Work required: Your answer should be a single number: how many lines in the data below hold the string "page".
## begin Provided records
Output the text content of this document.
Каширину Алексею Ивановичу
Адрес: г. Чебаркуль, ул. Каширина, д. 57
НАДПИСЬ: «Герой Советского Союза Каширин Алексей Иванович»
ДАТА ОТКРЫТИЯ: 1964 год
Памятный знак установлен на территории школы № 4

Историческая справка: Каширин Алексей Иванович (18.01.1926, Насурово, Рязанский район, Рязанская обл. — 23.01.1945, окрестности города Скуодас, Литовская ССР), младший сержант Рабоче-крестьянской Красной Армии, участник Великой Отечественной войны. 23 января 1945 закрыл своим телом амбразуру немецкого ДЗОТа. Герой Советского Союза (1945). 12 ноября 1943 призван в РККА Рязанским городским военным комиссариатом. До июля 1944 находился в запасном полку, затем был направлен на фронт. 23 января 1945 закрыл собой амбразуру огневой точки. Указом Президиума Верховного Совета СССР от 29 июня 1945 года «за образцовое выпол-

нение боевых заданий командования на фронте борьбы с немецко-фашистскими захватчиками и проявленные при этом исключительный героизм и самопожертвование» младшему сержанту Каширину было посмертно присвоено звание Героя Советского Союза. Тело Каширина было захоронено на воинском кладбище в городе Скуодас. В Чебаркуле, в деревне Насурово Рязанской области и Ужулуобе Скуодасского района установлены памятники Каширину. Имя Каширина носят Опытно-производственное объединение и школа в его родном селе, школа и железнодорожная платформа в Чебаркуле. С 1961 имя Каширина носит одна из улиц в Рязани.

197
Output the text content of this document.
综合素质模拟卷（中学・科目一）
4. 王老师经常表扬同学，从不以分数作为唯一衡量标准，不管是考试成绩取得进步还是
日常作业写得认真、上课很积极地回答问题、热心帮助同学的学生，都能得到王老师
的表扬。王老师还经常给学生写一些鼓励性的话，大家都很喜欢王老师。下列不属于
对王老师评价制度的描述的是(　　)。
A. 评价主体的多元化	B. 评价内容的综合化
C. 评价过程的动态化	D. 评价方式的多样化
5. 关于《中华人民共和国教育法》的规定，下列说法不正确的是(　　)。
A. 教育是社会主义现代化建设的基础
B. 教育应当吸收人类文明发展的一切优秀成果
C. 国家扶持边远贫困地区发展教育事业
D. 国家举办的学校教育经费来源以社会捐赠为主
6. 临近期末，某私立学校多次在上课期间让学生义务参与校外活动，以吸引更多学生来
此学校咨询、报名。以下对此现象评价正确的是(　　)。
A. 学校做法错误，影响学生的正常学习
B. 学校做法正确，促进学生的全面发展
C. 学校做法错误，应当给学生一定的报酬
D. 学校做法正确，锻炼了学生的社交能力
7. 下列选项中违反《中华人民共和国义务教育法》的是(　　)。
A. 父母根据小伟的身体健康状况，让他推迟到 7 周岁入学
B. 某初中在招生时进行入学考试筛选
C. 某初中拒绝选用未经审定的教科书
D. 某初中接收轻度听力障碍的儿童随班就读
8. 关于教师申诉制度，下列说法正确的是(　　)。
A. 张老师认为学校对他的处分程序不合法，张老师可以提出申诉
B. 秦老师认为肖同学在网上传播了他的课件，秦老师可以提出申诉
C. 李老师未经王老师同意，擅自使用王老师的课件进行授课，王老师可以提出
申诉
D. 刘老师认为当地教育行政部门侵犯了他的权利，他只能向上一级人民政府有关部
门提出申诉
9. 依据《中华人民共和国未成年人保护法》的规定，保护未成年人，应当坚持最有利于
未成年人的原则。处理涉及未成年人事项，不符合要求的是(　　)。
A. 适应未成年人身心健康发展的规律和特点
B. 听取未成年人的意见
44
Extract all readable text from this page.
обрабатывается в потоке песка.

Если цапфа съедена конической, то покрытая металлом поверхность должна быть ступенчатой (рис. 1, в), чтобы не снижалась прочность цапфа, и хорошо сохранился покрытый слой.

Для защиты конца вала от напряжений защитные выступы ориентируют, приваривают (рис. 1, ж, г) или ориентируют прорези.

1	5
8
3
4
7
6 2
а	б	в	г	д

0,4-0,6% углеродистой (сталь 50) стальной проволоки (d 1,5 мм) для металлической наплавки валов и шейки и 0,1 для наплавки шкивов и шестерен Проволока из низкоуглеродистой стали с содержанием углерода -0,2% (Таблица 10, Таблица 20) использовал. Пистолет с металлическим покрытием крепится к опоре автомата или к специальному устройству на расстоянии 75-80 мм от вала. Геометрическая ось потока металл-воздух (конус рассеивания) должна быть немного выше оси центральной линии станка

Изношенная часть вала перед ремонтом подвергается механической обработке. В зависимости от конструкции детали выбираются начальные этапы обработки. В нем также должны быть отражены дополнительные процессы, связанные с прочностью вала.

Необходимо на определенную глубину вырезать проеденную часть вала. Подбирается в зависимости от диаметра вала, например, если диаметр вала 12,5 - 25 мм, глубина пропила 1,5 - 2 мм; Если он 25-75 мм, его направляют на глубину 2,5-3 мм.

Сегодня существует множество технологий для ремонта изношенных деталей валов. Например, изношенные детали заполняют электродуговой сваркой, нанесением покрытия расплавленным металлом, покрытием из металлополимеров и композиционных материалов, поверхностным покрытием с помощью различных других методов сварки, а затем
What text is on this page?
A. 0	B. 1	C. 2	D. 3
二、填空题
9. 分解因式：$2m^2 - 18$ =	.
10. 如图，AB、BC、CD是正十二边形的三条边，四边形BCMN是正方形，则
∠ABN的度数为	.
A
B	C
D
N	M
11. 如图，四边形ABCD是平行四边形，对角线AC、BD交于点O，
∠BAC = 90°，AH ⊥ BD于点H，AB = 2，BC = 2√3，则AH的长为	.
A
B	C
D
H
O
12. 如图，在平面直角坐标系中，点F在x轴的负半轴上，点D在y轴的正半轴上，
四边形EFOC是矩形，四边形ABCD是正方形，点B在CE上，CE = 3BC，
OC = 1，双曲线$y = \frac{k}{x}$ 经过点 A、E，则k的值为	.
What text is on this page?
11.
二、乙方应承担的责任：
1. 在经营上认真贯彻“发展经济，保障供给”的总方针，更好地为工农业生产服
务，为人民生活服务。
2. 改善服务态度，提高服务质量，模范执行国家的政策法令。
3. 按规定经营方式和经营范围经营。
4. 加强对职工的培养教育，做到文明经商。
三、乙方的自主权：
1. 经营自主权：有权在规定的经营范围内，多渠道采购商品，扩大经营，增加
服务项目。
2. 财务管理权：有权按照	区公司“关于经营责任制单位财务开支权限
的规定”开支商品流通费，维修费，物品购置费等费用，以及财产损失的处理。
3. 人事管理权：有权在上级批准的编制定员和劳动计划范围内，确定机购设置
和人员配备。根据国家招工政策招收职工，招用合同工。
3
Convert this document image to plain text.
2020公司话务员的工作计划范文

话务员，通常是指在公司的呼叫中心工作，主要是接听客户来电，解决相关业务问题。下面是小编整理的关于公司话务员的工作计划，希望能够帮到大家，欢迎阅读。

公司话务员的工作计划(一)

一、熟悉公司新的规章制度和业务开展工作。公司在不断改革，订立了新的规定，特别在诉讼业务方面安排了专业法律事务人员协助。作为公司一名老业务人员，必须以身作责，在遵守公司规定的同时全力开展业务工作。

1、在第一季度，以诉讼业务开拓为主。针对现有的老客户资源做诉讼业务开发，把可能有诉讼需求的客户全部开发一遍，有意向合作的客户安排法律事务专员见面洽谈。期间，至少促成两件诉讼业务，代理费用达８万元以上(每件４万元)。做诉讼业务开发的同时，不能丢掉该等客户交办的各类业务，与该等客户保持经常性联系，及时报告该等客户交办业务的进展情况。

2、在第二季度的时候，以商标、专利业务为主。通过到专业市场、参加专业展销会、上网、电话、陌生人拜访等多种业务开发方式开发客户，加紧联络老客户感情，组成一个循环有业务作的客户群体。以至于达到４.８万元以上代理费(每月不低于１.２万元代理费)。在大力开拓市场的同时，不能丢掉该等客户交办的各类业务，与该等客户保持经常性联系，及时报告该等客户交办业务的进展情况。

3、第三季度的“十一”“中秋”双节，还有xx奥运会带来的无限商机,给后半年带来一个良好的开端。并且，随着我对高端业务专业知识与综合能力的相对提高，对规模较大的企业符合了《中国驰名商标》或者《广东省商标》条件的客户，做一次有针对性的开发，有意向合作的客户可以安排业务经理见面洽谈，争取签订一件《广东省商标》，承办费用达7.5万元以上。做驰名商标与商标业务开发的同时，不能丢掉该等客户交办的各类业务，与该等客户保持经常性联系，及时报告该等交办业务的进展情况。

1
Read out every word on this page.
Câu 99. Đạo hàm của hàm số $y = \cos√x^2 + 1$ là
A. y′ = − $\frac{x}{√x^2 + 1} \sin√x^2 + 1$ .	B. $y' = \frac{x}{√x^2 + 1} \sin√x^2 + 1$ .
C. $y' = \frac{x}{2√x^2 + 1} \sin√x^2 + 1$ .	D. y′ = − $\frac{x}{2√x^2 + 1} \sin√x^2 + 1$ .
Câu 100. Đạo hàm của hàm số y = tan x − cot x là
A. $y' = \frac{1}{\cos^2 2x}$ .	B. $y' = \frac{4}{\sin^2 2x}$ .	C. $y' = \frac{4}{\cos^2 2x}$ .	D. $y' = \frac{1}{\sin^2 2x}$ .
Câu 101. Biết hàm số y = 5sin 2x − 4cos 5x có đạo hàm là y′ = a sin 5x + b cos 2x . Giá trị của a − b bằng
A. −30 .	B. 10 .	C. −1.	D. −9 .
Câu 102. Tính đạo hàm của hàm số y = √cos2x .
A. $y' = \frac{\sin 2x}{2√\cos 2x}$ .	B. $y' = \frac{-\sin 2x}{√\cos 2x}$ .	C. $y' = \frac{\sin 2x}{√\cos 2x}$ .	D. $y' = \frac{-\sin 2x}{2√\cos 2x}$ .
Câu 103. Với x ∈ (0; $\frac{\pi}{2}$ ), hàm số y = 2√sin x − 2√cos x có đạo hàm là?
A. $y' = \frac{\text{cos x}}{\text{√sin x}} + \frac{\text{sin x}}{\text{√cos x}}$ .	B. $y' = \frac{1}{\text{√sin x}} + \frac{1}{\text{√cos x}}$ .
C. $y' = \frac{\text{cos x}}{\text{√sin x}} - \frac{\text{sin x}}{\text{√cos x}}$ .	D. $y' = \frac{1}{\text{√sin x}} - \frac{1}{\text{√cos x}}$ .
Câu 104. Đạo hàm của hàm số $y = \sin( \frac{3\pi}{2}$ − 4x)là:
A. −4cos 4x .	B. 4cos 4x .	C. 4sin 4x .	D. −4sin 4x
## end Provided records
Correct output: 4